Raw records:
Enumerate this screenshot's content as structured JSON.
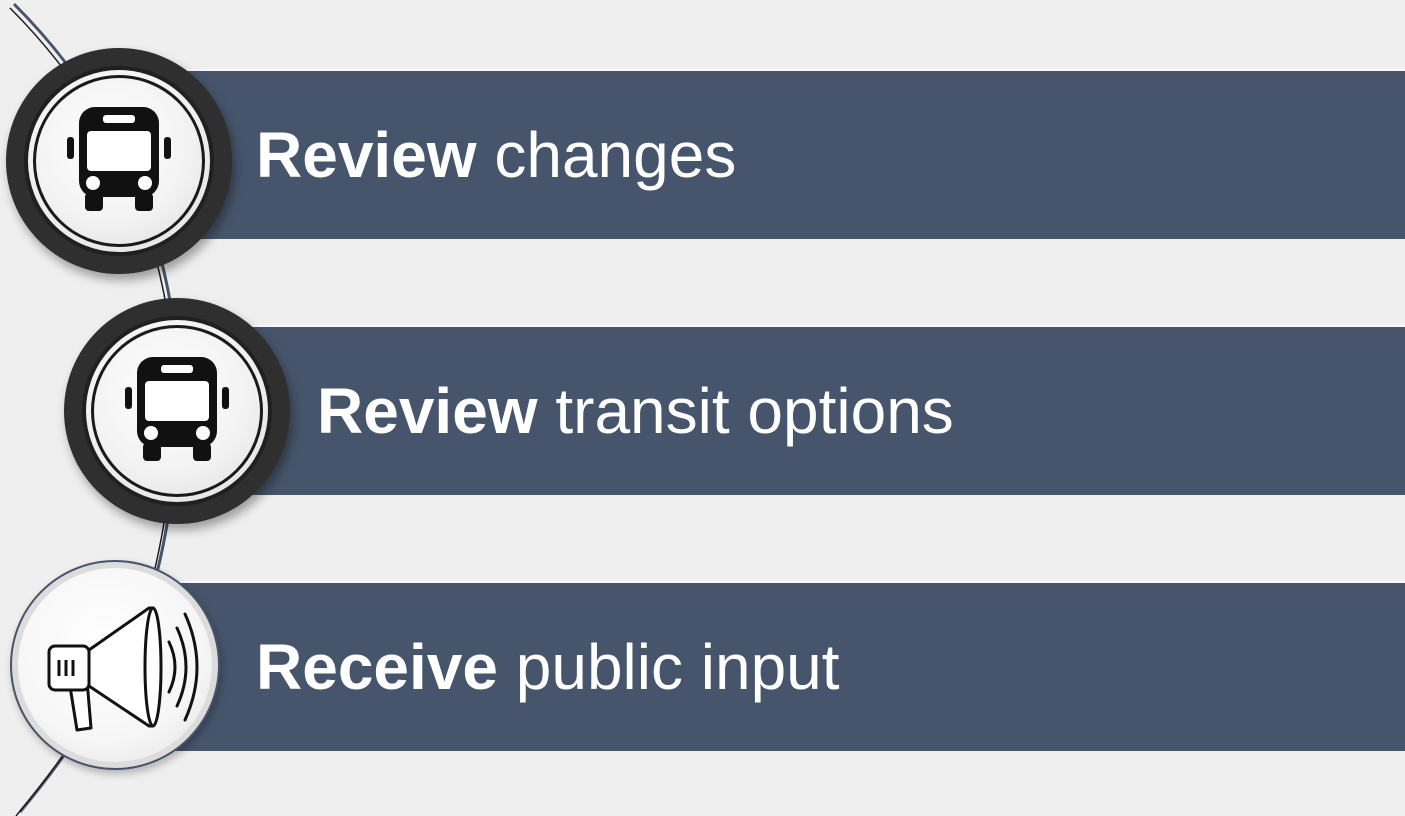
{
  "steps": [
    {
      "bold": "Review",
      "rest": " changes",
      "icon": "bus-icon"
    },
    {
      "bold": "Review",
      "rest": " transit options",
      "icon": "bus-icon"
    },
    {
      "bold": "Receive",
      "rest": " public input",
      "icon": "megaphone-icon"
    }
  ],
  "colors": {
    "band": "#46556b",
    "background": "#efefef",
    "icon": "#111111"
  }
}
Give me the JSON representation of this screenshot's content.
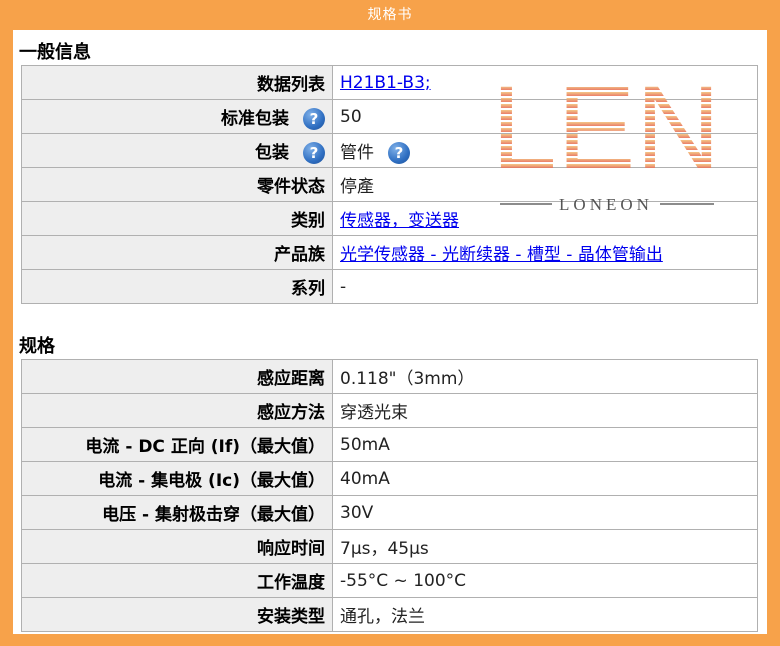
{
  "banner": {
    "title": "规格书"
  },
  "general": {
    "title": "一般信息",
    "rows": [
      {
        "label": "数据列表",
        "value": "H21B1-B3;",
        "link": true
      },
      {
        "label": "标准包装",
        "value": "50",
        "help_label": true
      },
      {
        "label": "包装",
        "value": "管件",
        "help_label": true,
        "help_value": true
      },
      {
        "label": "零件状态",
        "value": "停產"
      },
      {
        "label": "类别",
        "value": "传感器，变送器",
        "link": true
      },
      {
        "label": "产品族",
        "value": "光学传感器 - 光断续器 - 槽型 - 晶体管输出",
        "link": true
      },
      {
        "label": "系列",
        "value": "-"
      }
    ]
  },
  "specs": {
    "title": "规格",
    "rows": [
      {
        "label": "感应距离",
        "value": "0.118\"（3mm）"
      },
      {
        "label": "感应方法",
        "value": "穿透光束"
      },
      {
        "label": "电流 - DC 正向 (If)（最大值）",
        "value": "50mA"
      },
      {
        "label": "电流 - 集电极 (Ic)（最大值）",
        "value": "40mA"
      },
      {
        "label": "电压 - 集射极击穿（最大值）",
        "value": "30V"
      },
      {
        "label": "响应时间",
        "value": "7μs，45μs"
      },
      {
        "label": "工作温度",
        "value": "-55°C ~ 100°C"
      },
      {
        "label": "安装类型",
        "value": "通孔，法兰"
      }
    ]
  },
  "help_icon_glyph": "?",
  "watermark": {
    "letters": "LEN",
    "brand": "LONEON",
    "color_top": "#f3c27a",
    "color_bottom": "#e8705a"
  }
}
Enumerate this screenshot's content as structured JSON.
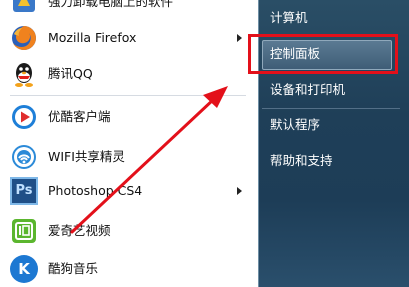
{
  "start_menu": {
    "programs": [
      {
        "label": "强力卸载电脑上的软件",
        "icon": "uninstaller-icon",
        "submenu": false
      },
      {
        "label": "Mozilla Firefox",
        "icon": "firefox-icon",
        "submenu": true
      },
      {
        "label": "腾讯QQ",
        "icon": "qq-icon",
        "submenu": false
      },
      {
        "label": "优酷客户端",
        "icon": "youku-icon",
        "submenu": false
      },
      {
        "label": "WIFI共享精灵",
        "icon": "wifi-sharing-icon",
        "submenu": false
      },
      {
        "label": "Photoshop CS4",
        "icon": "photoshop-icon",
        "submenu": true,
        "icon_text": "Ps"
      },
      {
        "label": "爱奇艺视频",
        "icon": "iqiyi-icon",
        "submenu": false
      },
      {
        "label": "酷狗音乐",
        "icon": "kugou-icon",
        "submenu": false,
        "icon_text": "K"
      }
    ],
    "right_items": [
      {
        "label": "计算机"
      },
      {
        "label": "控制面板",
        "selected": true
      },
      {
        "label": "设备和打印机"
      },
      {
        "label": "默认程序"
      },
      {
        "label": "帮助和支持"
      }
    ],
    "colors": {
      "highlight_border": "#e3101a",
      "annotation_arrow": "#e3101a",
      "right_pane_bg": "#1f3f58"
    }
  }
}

- _OBJECTIVE_: Repeat all the records above exactly, leaving out any pictures.

- _SOLUTION TO THIS PROBLEM_:
Enumerate this screenshot's content as structured JSON.
{
  "steps": [
    {
      "bold": "Review",
      "rest": " changes",
      "icon": "bus-icon"
    },
    {
      "bold": "Review",
      "rest": " transit options",
      "icon": "bus-icon"
    },
    {
      "bold": "Receive",
      "rest": " public input",
      "icon": "megaphone-icon"
    }
  ],
  "colors": {
    "band": "#46556b",
    "background": "#efefef",
    "icon": "#111111"
  }
}
Give me the JSON representation of this screenshot's content.
{
  "banner": {
    "title": "规格书"
  },
  "general": {
    "title": "一般信息",
    "rows": [
      {
        "label": "数据列表",
        "value": "H21B1-B3;",
        "link": true
      },
      {
        "label": "标准包装",
        "value": "50",
        "help_label": true
      },
      {
        "label": "包装",
        "value": "管件",
        "help_label": true,
        "help_value": true
      },
      {
        "label": "零件状态",
        "value": "停產"
      },
      {
        "label": "类别",
        "value": "传感器，变送器",
        "link": true
      },
      {
        "label": "产品族",
        "value": "光学传感器 - 光断续器 - 槽型 - 晶体管输出",
        "link": true
      },
      {
        "label": "系列",
        "value": "-"
      }
    ]
  },
  "specs": {
    "title": "规格",
    "rows": [
      {
        "label": "感应距离",
        "value": "0.118\"（3mm）"
      },
      {
        "label": "感应方法",
        "value": "穿透光束"
      },
      {
        "label": "电流 - DC 正向 (If)（最大值）",
        "value": "50mA"
      },
      {
        "label": "电流 - 集电极 (Ic)（最大值）",
        "value": "40mA"
      },
      {
        "label": "电压 - 集射极击穿（最大值）",
        "value": "30V"
      },
      {
        "label": "响应时间",
        "value": "7μs，45μs"
      },
      {
        "label": "工作温度",
        "value": "-55°C ~ 100°C"
      },
      {
        "label": "安装类型",
        "value": "通孔，法兰"
      }
    ]
  },
  "help_icon_glyph": "?",
  "watermark": {
    "letters": "LEN",
    "brand": "LONEON",
    "color_top": "#f3c27a",
    "color_bottom": "#e8705a"
  }
}
Enumerate this screenshot's content as structured JSON.
{
  "start_menu": {
    "programs": [
      {
        "label": "强力卸载电脑上的软件",
        "icon": "uninstaller-icon",
        "submenu": false
      },
      {
        "label": "Mozilla Firefox",
        "icon": "firefox-icon",
        "submenu": true
      },
      {
        "label": "腾讯QQ",
        "icon": "qq-icon",
        "submenu": false
      },
      {
        "label": "优酷客户端",
        "icon": "youku-icon",
        "submenu": false
      },
      {
        "label": "WIFI共享精灵",
        "icon": "wifi-sharing-icon",
        "submenu": false
      },
      {
        "label": "Photoshop CS4",
        "icon": "photoshop-icon",
        "submenu": true,
        "icon_text": "Ps"
      },
      {
        "label": "爱奇艺视频",
        "icon": "iqiyi-icon",
        "submenu": false
      },
      {
        "label": "酷狗音乐",
        "icon": "kugou-icon",
        "submenu": false,
        "icon_text": "K"
      }
    ],
    "right_items": [
      {
        "label": "计算机"
      },
      {
        "label": "控制面板",
        "selected": true
      },
      {
        "label": "设备和打印机"
      },
      {
        "label": "默认程序"
      },
      {
        "label": "帮助和支持"
      }
    ],
    "colors": {
      "highlight_border": "#e3101a",
      "annotation_arrow": "#e3101a",
      "right_pane_bg": "#1f3f58"
    }
  }
}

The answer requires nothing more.